(TASK DESCRIPTION): According to the event page below, by what time must people register to attend the book talk?
───── TEXT SHOWN
Columbia University in the City of New York

Harriman Institute

Events
Nonaligned Imagination cover. Image links to event page.

Date

February 26, 2026 | 6:00 PM - 7:30 PM

Location

Marshall D. Shulman Seminar Room, 1219 International Affairs Building
420 W 118th Street, 12th floor, New York, NY 10027, United States
Book Talk. “Nonaligned Imagination: Yugoslavia, the Global South, and Literary Solidarities Beyond the Cold War Blocs”

Reserve Your Seat

 

 

 

Registration REQUIRED by 4pm on February 25, 2026 in order to attend this event.

Please join the East Central European Center at the Harriman Institute for a book talk by Nataša Kovačević. Moderated by Aleksandar Bošković.

Preoccupied with developing an independent culture and seeking an alternative to Cold War–bloc politics, socialist Yugoslavia turned to the decolonizing countries of the Global South. It forged political, economic, and cultural links with postcolonial states and anticolonial liberation movements through the Non-Aligned Movement, of which it was a founding member in 1961. “Nonaligned Imagination” reconstructs the forgotten literary and cultural history of this movement, tracing the development of new networks of intellectual engagement and cultural exchange between writers, journalists, and scholars who connected postwar Yugoslavia with 1950s India, 1960s Algeria and Guinea, 1970s Vietnam, and beyond. These networks shaped a nonaligned worldview through engaged travel writing that generated support for anticolonial revolutions; exchange and translation that connected peripheral literatures without metropolitan mediation; aesthetic innovations that went beyond Soviet socialist realism and Western modernism; and shared decolonial vocabularies that developed alongside material solidarities. With Cold War–era rhetoric intensifying again in the twenty-first century, “Nonaligned Imagination” assumes the urgent task of unearthing a history of engaged writing and cultural diplomacy that imagined alternatives to superpower conflicts and a bipolar vision of the world.
──────────
───── DATA EXTRACTS
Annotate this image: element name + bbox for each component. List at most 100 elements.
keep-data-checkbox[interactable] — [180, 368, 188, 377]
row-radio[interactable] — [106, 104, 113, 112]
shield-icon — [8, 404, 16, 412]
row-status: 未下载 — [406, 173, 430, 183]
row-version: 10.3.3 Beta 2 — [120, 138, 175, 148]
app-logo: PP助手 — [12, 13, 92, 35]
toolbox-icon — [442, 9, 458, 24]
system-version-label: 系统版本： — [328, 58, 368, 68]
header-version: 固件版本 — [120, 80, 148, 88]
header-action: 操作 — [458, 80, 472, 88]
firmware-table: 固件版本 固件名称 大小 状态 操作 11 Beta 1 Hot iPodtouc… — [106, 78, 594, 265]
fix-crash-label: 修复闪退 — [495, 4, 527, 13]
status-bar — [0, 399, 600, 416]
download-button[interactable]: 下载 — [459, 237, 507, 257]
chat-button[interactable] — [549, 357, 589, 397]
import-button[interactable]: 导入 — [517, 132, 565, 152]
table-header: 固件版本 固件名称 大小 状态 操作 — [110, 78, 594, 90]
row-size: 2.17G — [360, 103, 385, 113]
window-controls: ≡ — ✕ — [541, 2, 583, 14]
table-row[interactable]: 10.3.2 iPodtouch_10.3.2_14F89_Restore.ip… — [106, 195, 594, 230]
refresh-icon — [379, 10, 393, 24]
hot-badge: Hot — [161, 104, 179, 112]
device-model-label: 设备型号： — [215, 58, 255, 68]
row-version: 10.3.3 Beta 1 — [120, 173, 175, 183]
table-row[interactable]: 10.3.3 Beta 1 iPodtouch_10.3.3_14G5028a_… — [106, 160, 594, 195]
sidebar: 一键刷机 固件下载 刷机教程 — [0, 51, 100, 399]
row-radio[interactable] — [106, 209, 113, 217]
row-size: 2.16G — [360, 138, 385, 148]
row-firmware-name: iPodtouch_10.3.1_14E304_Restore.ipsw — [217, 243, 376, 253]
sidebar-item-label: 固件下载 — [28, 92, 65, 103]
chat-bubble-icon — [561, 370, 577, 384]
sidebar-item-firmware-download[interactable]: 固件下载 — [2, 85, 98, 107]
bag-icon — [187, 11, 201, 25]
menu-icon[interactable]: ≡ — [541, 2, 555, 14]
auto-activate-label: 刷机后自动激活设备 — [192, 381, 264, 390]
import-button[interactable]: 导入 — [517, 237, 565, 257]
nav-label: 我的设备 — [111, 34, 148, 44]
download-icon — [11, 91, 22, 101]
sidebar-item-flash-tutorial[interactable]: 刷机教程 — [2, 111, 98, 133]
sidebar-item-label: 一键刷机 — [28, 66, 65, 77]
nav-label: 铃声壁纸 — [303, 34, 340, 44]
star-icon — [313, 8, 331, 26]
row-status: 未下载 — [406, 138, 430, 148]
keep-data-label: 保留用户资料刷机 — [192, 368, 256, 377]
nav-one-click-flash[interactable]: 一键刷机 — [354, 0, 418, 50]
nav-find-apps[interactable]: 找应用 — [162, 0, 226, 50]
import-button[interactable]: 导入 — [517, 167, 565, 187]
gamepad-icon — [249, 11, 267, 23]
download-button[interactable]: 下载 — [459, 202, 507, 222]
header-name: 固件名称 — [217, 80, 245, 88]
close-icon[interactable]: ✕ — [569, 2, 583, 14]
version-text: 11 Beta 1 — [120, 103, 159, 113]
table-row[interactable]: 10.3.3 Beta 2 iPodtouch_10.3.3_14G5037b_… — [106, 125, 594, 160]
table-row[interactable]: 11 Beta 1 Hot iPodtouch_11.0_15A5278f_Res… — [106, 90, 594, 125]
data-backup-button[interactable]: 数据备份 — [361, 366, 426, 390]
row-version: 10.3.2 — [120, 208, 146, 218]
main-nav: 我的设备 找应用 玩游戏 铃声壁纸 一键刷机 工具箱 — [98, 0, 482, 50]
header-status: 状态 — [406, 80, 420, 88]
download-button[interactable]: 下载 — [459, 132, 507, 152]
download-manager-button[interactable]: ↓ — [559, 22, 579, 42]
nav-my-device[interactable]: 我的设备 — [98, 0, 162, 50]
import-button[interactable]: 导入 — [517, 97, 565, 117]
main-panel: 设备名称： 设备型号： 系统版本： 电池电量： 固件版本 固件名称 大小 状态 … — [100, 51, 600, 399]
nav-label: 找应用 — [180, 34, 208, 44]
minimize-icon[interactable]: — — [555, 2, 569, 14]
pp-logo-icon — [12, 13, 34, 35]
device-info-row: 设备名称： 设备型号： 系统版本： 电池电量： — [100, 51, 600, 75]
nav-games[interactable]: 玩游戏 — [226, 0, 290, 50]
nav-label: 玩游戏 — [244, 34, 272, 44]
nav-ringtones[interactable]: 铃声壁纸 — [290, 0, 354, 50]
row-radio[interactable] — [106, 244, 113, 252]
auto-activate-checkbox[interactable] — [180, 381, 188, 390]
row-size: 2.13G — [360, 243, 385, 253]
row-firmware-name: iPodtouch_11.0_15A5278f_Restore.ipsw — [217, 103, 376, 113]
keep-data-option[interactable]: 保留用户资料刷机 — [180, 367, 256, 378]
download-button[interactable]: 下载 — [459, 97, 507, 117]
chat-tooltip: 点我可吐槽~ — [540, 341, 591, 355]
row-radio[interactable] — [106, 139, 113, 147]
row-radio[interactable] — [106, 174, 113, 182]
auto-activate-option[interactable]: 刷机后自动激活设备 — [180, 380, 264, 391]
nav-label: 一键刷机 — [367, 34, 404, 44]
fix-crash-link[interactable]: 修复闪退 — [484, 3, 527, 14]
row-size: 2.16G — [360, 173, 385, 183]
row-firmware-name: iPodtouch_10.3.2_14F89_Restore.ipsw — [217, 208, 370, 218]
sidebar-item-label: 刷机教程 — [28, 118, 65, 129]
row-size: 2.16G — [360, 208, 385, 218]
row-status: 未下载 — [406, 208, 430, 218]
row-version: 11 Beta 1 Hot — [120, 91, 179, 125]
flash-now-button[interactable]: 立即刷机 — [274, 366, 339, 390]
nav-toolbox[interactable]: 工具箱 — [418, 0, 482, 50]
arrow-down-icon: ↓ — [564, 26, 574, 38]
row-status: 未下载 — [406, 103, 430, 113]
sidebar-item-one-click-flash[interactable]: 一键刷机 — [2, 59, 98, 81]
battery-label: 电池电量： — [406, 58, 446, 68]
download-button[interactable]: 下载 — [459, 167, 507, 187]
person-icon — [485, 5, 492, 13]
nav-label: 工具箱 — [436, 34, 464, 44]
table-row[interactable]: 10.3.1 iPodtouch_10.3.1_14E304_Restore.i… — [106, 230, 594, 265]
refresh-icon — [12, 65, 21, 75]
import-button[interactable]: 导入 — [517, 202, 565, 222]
──────────
(RESULT): By 4pm on February 25, 2026.